### Task requirements
Using the records that follow, copy every line containing the word "relative".

⟨

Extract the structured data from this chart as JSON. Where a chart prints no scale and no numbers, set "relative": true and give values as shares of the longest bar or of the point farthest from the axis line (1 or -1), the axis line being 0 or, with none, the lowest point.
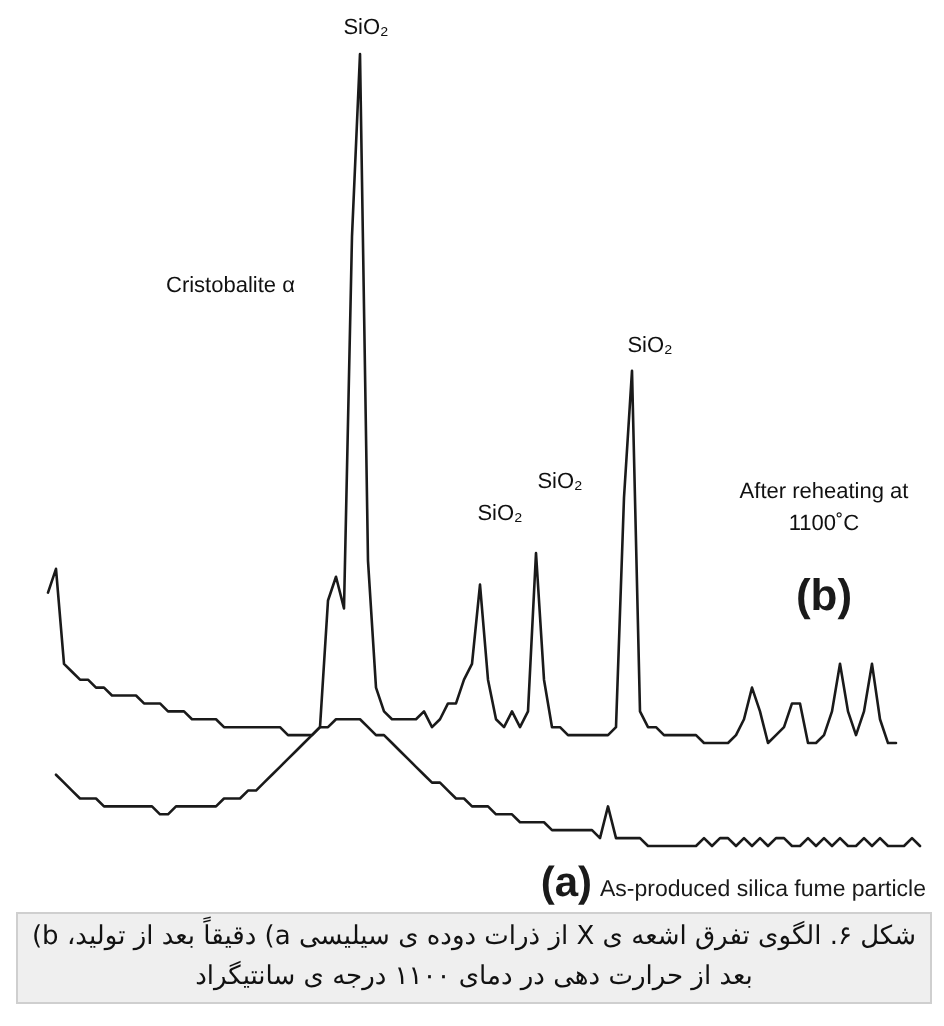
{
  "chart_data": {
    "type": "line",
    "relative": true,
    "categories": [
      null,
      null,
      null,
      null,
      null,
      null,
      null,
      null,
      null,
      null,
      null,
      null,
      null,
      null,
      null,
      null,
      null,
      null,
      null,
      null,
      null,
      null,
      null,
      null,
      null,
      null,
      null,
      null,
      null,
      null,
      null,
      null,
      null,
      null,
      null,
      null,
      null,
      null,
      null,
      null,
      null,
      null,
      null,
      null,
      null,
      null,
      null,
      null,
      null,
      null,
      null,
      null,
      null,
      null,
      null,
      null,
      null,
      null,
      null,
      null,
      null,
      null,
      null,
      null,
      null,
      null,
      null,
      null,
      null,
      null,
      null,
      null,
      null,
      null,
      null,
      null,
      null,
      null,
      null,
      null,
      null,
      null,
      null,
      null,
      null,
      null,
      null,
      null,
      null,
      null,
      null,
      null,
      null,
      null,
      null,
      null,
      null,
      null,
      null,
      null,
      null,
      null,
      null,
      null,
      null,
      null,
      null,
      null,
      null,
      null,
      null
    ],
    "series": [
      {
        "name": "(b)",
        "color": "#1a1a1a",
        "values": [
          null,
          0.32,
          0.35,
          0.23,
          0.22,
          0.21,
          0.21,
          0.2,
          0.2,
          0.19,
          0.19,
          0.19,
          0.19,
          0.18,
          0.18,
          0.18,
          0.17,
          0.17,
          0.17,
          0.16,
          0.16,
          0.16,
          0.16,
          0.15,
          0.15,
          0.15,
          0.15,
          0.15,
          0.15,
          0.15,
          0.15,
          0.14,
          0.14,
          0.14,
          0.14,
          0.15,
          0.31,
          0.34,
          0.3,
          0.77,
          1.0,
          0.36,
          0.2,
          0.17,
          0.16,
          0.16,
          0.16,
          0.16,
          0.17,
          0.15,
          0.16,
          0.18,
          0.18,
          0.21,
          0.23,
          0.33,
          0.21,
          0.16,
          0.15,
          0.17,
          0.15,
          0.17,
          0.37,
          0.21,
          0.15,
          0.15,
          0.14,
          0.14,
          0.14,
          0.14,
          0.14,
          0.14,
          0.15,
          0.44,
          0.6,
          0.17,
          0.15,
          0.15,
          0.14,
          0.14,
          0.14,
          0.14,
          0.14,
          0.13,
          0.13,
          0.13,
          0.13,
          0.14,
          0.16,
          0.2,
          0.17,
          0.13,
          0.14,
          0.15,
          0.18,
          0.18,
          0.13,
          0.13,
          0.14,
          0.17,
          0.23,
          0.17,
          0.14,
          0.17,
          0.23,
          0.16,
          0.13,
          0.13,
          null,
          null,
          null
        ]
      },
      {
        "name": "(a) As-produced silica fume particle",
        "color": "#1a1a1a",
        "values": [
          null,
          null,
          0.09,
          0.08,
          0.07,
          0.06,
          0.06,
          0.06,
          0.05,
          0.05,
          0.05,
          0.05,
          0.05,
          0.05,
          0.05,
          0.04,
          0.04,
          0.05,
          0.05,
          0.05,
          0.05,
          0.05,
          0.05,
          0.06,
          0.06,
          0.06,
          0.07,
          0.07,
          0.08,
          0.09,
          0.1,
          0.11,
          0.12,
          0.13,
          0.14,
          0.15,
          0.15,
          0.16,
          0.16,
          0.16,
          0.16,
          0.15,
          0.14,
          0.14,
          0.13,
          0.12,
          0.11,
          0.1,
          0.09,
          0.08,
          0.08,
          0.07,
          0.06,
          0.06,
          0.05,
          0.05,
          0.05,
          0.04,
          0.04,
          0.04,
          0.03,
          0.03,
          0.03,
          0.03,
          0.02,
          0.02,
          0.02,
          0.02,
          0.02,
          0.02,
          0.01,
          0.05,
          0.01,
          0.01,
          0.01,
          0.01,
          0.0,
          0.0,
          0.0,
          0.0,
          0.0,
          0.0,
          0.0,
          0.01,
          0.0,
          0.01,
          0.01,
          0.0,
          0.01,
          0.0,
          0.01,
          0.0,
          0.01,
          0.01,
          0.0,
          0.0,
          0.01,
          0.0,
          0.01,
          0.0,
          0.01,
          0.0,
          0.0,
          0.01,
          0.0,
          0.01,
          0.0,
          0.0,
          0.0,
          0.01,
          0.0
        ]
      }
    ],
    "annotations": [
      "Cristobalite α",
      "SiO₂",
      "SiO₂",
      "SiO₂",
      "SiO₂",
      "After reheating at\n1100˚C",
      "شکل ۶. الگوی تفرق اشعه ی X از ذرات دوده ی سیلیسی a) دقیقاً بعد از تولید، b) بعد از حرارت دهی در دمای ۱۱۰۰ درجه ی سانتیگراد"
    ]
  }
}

⟩

### Full answer
Extract the structured data from this chart as JSON. Where a chart prints no scale and no numbers, set "relative": true and give values as shares of the longest bar or of the point farthest from the axis line (1 or -1), the axis line being 0 or, with none, the lowest point.
    "relative": true,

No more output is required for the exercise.